## Input

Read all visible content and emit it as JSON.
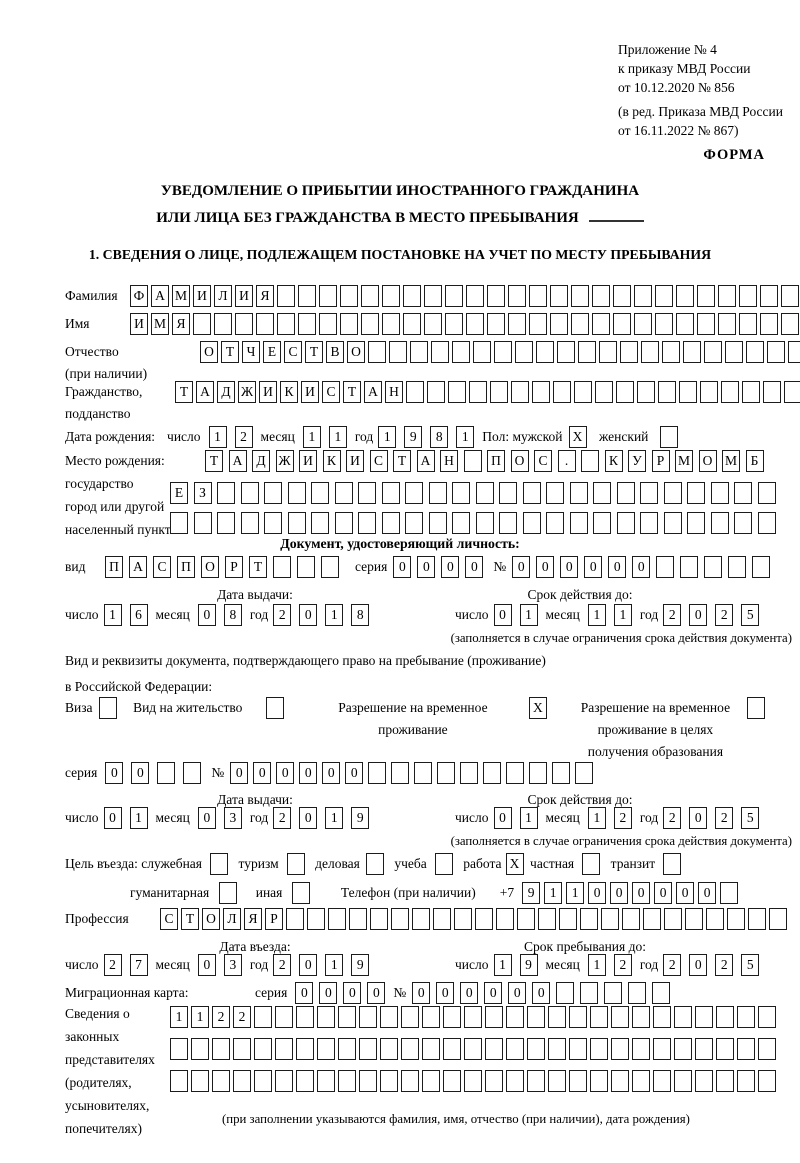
{
  "header": {
    "appendix_lines": [
      "Приложение № 4",
      "к приказу МВД России",
      "от 10.12.2020 № 856"
    ],
    "amendment_lines": [
      "(в ред. Приказа МВД России",
      "от 16.11.2022 № 867)"
    ],
    "form_label": "ФОРМА"
  },
  "title": {
    "line1": "УВЕДОМЛЕНИЕ О ПРИБЫТИИ ИНОСТРАННОГО ГРАЖДАНИНА",
    "line2": "ИЛИ ЛИЦА БЕЗ ГРАЖДАНСТВА В МЕСТО ПРЕБЫВАНИЯ"
  },
  "section1_heading": "1. СВЕДЕНИЯ О ЛИЦЕ, ПОДЛЕЖАЩЕМ ПОСТАНОВКЕ НА УЧЕТ ПО МЕСТУ ПРЕБЫВАНИЯ",
  "labels": {
    "day": "число",
    "month": "месяц",
    "year": "год",
    "seriya": "серия",
    "number": "№",
    "issue_date": "Дата выдачи:",
    "valid_until": "Срок действия до:",
    "entry_date": "Дата въезда:",
    "stay_until": "Срок пребывания до:",
    "restriction_note": "(заполняется в случае ограничения срока действия документа)"
  },
  "person": {
    "surname": {
      "label": "Фамилия",
      "n": 32,
      "v": "ФАМИЛИЯ"
    },
    "name": {
      "label": "Имя",
      "n": 32,
      "v": "ИМЯ"
    },
    "patronymic": {
      "label1": "Отчество",
      "label2": "(при наличии)",
      "n": 29,
      "v": "ОТЧЕСТВО"
    },
    "citizenship": {
      "label1": "Гражданство,",
      "label2": "подданство",
      "n": 30,
      "v": "ТАДЖИКИСТАН"
    },
    "birth_date_label": "Дата рождения:",
    "birth": {
      "day": {
        "n": 2,
        "v": "12"
      },
      "month": {
        "n": 2,
        "v": "11"
      },
      "year": {
        "n": 4,
        "v": "1981"
      }
    },
    "sex": {
      "label": "Пол: мужской",
      "male": {
        "n": 1,
        "v": "X"
      },
      "female_label": "женский",
      "female": {
        "n": 1,
        "v": ""
      }
    },
    "birth_place": {
      "label_lines": [
        "Место рождения:",
        "государство",
        "город или другой",
        "населенный пункт"
      ],
      "row1": {
        "n": 24,
        "v": "ТАДЖИКИСТАН ПОС. КУРМОМБ"
      },
      "row2": {
        "n": 26,
        "v": "ЕЗ"
      },
      "row3": {
        "n": 26,
        "v": ""
      }
    }
  },
  "identity_doc": {
    "heading": "Документ, удостоверяющий личность:",
    "kind_label": "вид",
    "kind": {
      "n": 10,
      "v": "ПАСПОРТ"
    },
    "seriya": {
      "n": 4,
      "v": "0000"
    },
    "number": {
      "n": 11,
      "v": "000000"
    },
    "issue": {
      "day": {
        "n": 2,
        "v": "16"
      },
      "month": {
        "n": 2,
        "v": "08"
      },
      "year": {
        "n": 4,
        "v": "2018"
      }
    },
    "valid": {
      "day": {
        "n": 2,
        "v": "01"
      },
      "month": {
        "n": 2,
        "v": "11"
      },
      "year": {
        "n": 4,
        "v": "2025"
      }
    }
  },
  "residence_doc": {
    "intro1": "Вид и реквизиты документа, подтверждающего право на пребывание (проживание)",
    "intro2": "в Российской Федерации:",
    "visa": {
      "label": "Виза",
      "n": 1,
      "v": ""
    },
    "residence_permit": {
      "label": "Вид на жительство",
      "n": 1,
      "v": ""
    },
    "temp_residence": {
      "label_lines": [
        "Разрешение на временное",
        "проживание"
      ],
      "n": 1,
      "v": "X"
    },
    "temp_residence_edu": {
      "label_lines": [
        "Разрешение на временное",
        "проживание в целях",
        "получения образования"
      ],
      "n": 1,
      "v": ""
    },
    "seriya": {
      "n": 4,
      "v": "00"
    },
    "number": {
      "n": 16,
      "v": "000000"
    },
    "issue": {
      "day": {
        "n": 2,
        "v": "01"
      },
      "month": {
        "n": 2,
        "v": "03"
      },
      "year": {
        "n": 4,
        "v": "2019"
      }
    },
    "valid": {
      "day": {
        "n": 2,
        "v": "01"
      },
      "month": {
        "n": 2,
        "v": "12"
      },
      "year": {
        "n": 4,
        "v": "2025"
      }
    }
  },
  "visit": {
    "purpose_label": "Цель въезда: служебная",
    "options_row1": [
      {
        "label": "туризм",
        "n": 1,
        "v": ""
      },
      {
        "label": "деловая",
        "n": 1,
        "v": ""
      },
      {
        "label": "учеба",
        "n": 1,
        "v": ""
      },
      {
        "label": "работа",
        "n": 1,
        "v": "X"
      },
      {
        "label": "частная",
        "n": 1,
        "v": ""
      },
      {
        "label": "транзит",
        "n": 1,
        "v": ""
      }
    ],
    "purpose_first": {
      "n": 1,
      "v": ""
    },
    "options_row2": [
      {
        "label": "гуманитарная",
        "n": 1,
        "v": ""
      },
      {
        "label": "иная",
        "n": 1,
        "v": ""
      }
    ],
    "phone_label": "Телефон (при наличии)",
    "phone_prefix": "+7",
    "phone": {
      "n": 10,
      "v": "911000000"
    },
    "profession_label": "Профессия",
    "profession": {
      "n": 30,
      "v": "СТОЛЯР"
    },
    "entry": {
      "day": {
        "n": 2,
        "v": "27"
      },
      "month": {
        "n": 2,
        "v": "03"
      },
      "year": {
        "n": 4,
        "v": "2019"
      }
    },
    "stay": {
      "day": {
        "n": 2,
        "v": "19"
      },
      "month": {
        "n": 2,
        "v": "12"
      },
      "year": {
        "n": 4,
        "v": "2025"
      }
    }
  },
  "migration_card": {
    "label": "Миграционная карта:",
    "seriya": {
      "n": 4,
      "v": "0000"
    },
    "number": {
      "n": 11,
      "v": "000000"
    }
  },
  "representatives": {
    "label_lines": [
      "Сведения о",
      "законных",
      "представителях",
      "(родителях,",
      "усыновителях,",
      "попечителях)"
    ],
    "rows": [
      {
        "n": 29,
        "v": "1122"
      },
      {
        "n": 29,
        "v": ""
      },
      {
        "n": 29,
        "v": ""
      }
    ],
    "note": "(при заполнении указываются фамилия, имя, отчество (при наличии), дата рождения)"
  }
}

## Required task
Output every entry verbatim. Pictures do not belong in the copy.

## Answer to the task
Read all visible content and emit it as JSON.
{
  "header": {
    "appendix_lines": [
      "Приложение № 4",
      "к приказу МВД России",
      "от 10.12.2020 № 856"
    ],
    "amendment_lines": [
      "(в ред. Приказа МВД России",
      "от 16.11.2022 № 867)"
    ],
    "form_label": "ФОРМА"
  },
  "title": {
    "line1": "УВЕДОМЛЕНИЕ О ПРИБЫТИИ ИНОСТРАННОГО ГРАЖДАНИНА",
    "line2": "ИЛИ ЛИЦА БЕЗ ГРАЖДАНСТВА В МЕСТО ПРЕБЫВАНИЯ"
  },
  "section1_heading": "1. СВЕДЕНИЯ О ЛИЦЕ, ПОДЛЕЖАЩЕМ ПОСТАНОВКЕ НА УЧЕТ ПО МЕСТУ ПРЕБЫВАНИЯ",
  "labels": {
    "day": "число",
    "month": "месяц",
    "year": "год",
    "seriya": "серия",
    "number": "№",
    "issue_date": "Дата выдачи:",
    "valid_until": "Срок действия до:",
    "entry_date": "Дата въезда:",
    "stay_until": "Срок пребывания до:",
    "restriction_note": "(заполняется в случае ограничения срока действия документа)"
  },
  "person": {
    "surname": {
      "label": "Фамилия",
      "n": 32,
      "v": "ФАМИЛИЯ"
    },
    "name": {
      "label": "Имя",
      "n": 32,
      "v": "ИМЯ"
    },
    "patronymic": {
      "label1": "Отчество",
      "label2": "(при наличии)",
      "n": 29,
      "v": "ОТЧЕСТВО"
    },
    "citizenship": {
      "label1": "Гражданство,",
      "label2": "подданство",
      "n": 30,
      "v": "ТАДЖИКИСТАН"
    },
    "birth_date_label": "Дата рождения:",
    "birth": {
      "day": {
        "n": 2,
        "v": "12"
      },
      "month": {
        "n": 2,
        "v": "11"
      },
      "year": {
        "n": 4,
        "v": "1981"
      }
    },
    "sex": {
      "label": "Пол: мужской",
      "male": {
        "n": 1,
        "v": "X"
      },
      "female_label": "женский",
      "female": {
        "n": 1,
        "v": ""
      }
    },
    "birth_place": {
      "label_lines": [
        "Место рождения:",
        "государство",
        "город или другой",
        "населенный пункт"
      ],
      "row1": {
        "n": 24,
        "v": "ТАДЖИКИСТАН ПОС. КУРМОМБ"
      },
      "row2": {
        "n": 26,
        "v": "ЕЗ"
      },
      "row3": {
        "n": 26,
        "v": ""
      }
    }
  },
  "identity_doc": {
    "heading": "Документ, удостоверяющий личность:",
    "kind_label": "вид",
    "kind": {
      "n": 10,
      "v": "ПАСПОРТ"
    },
    "seriya": {
      "n": 4,
      "v": "0000"
    },
    "number": {
      "n": 11,
      "v": "000000"
    },
    "issue": {
      "day": {
        "n": 2,
        "v": "16"
      },
      "month": {
        "n": 2,
        "v": "08"
      },
      "year": {
        "n": 4,
        "v": "2018"
      }
    },
    "valid": {
      "day": {
        "n": 2,
        "v": "01"
      },
      "month": {
        "n": 2,
        "v": "11"
      },
      "year": {
        "n": 4,
        "v": "2025"
      }
    }
  },
  "residence_doc": {
    "intro1": "Вид и реквизиты документа, подтверждающего право на пребывание (проживание)",
    "intro2": "в Российской Федерации:",
    "visa": {
      "label": "Виза",
      "n": 1,
      "v": ""
    },
    "residence_permit": {
      "label": "Вид на жительство",
      "n": 1,
      "v": ""
    },
    "temp_residence": {
      "label_lines": [
        "Разрешение на временное",
        "проживание"
      ],
      "n": 1,
      "v": "X"
    },
    "temp_residence_edu": {
      "label_lines": [
        "Разрешение на временное",
        "проживание в целях",
        "получения образования"
      ],
      "n": 1,
      "v": ""
    },
    "seriya": {
      "n": 4,
      "v": "00"
    },
    "number": {
      "n": 16,
      "v": "000000"
    },
    "issue": {
      "day": {
        "n": 2,
        "v": "01"
      },
      "month": {
        "n": 2,
        "v": "03"
      },
      "year": {
        "n": 4,
        "v": "2019"
      }
    },
    "valid": {
      "day": {
        "n": 2,
        "v": "01"
      },
      "month": {
        "n": 2,
        "v": "12"
      },
      "year": {
        "n": 4,
        "v": "2025"
      }
    }
  },
  "visit": {
    "purpose_label": "Цель въезда: служебная",
    "options_row1": [
      {
        "label": "туризм",
        "n": 1,
        "v": ""
      },
      {
        "label": "деловая",
        "n": 1,
        "v": ""
      },
      {
        "label": "учеба",
        "n": 1,
        "v": ""
      },
      {
        "label": "работа",
        "n": 1,
        "v": "X"
      },
      {
        "label": "частная",
        "n": 1,
        "v": ""
      },
      {
        "label": "транзит",
        "n": 1,
        "v": ""
      }
    ],
    "purpose_first": {
      "n": 1,
      "v": ""
    },
    "options_row2": [
      {
        "label": "гуманитарная",
        "n": 1,
        "v": ""
      },
      {
        "label": "иная",
        "n": 1,
        "v": ""
      }
    ],
    "phone_label": "Телефон (при наличии)",
    "phone_prefix": "+7",
    "phone": {
      "n": 10,
      "v": "911000000"
    },
    "profession_label": "Профессия",
    "profession": {
      "n": 30,
      "v": "СТОЛЯР"
    },
    "entry": {
      "day": {
        "n": 2,
        "v": "27"
      },
      "month": {
        "n": 2,
        "v": "03"
      },
      "year": {
        "n": 4,
        "v": "2019"
      }
    },
    "stay": {
      "day": {
        "n": 2,
        "v": "19"
      },
      "month": {
        "n": 2,
        "v": "12"
      },
      "year": {
        "n": 4,
        "v": "2025"
      }
    }
  },
  "migration_card": {
    "label": "Миграционная карта:",
    "seriya": {
      "n": 4,
      "v": "0000"
    },
    "number": {
      "n": 11,
      "v": "000000"
    }
  },
  "representatives": {
    "label_lines": [
      "Сведения о",
      "законных",
      "представителях",
      "(родителях,",
      "усыновителях,",
      "попечителях)"
    ],
    "rows": [
      {
        "n": 29,
        "v": "1122"
      },
      {
        "n": 29,
        "v": ""
      },
      {
        "n": 29,
        "v": ""
      }
    ],
    "note": "(при заполнении указываются фамилия, имя, отчество (при наличии), дата рождения)"
  }
}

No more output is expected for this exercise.